[Lines of data]
+ + + + +
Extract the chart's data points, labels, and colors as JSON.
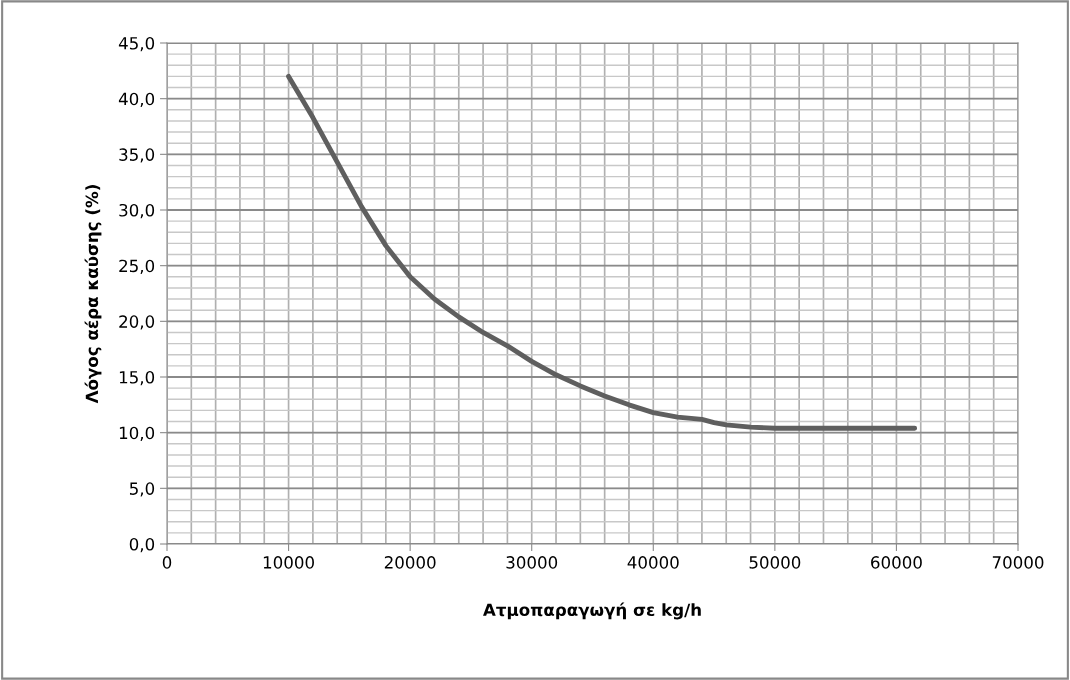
{
  "chart_data": {
    "type": "line",
    "xlabel": "Ατμοπαραγωγή σε kg/h",
    "ylabel": "Λόγος αέρα καύσης (%)",
    "x": [
      10000,
      12000,
      14000,
      16000,
      18000,
      20000,
      22000,
      24000,
      26000,
      28000,
      30000,
      32000,
      34000,
      36000,
      38000,
      40000,
      42000,
      44000,
      45000,
      46000,
      48000,
      50000,
      55000,
      60000,
      61500
    ],
    "series": [
      {
        "color": "#5f5f5f",
        "values": [
          42.0,
          38.3,
          34.3,
          30.3,
          26.8,
          24.0,
          22.0,
          20.4,
          19.0,
          17.8,
          16.4,
          15.2,
          14.2,
          13.3,
          12.5,
          11.8,
          11.4,
          11.2,
          10.9,
          10.7,
          10.5,
          10.4,
          10.4,
          10.4,
          10.4
        ]
      }
    ],
    "xlim": [
      0,
      70000
    ],
    "xticks": [
      0,
      10000,
      20000,
      30000,
      40000,
      50000,
      60000,
      70000
    ],
    "ylim": [
      0,
      45
    ],
    "yticks": [
      {
        "value": 0,
        "label": "0,0"
      },
      {
        "value": 5,
        "label": "5,0"
      },
      {
        "value": 10,
        "label": "10,0"
      },
      {
        "value": 15,
        "label": "15,0"
      },
      {
        "value": 20,
        "label": "20,0"
      },
      {
        "value": 25,
        "label": "25,0"
      },
      {
        "value": 30,
        "label": "30,0"
      },
      {
        "value": 35,
        "label": "35,0"
      },
      {
        "value": 40,
        "label": "40,0"
      },
      {
        "value": 45,
        "label": "45,0"
      }
    ],
    "grid": true,
    "marker": "none",
    "line_style": "solid"
  }
}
+ + + + +
**The exercise**
Write out each line again precisely as it appears, skipping every picture.

**Answer to this task**
Extract the chart's data points, labels, and colors as JSON.
{
  "chart_data": {
    "type": "line",
    "xlabel": "Ατμοπαραγωγή σε kg/h",
    "ylabel": "Λόγος αέρα καύσης (%)",
    "x": [
      10000,
      12000,
      14000,
      16000,
      18000,
      20000,
      22000,
      24000,
      26000,
      28000,
      30000,
      32000,
      34000,
      36000,
      38000,
      40000,
      42000,
      44000,
      45000,
      46000,
      48000,
      50000,
      55000,
      60000,
      61500
    ],
    "series": [
      {
        "color": "#5f5f5f",
        "values": [
          42.0,
          38.3,
          34.3,
          30.3,
          26.8,
          24.0,
          22.0,
          20.4,
          19.0,
          17.8,
          16.4,
          15.2,
          14.2,
          13.3,
          12.5,
          11.8,
          11.4,
          11.2,
          10.9,
          10.7,
          10.5,
          10.4,
          10.4,
          10.4,
          10.4
        ]
      }
    ],
    "xlim": [
      0,
      70000
    ],
    "xticks": [
      0,
      10000,
      20000,
      30000,
      40000,
      50000,
      60000,
      70000
    ],
    "ylim": [
      0,
      45
    ],
    "yticks": [
      {
        "value": 0,
        "label": "0,0"
      },
      {
        "value": 5,
        "label": "5,0"
      },
      {
        "value": 10,
        "label": "10,0"
      },
      {
        "value": 15,
        "label": "15,0"
      },
      {
        "value": 20,
        "label": "20,0"
      },
      {
        "value": 25,
        "label": "25,0"
      },
      {
        "value": 30,
        "label": "30,0"
      },
      {
        "value": 35,
        "label": "35,0"
      },
      {
        "value": 40,
        "label": "40,0"
      },
      {
        "value": 45,
        "label": "45,0"
      }
    ],
    "grid": true,
    "marker": "none",
    "line_style": "solid"
  }
}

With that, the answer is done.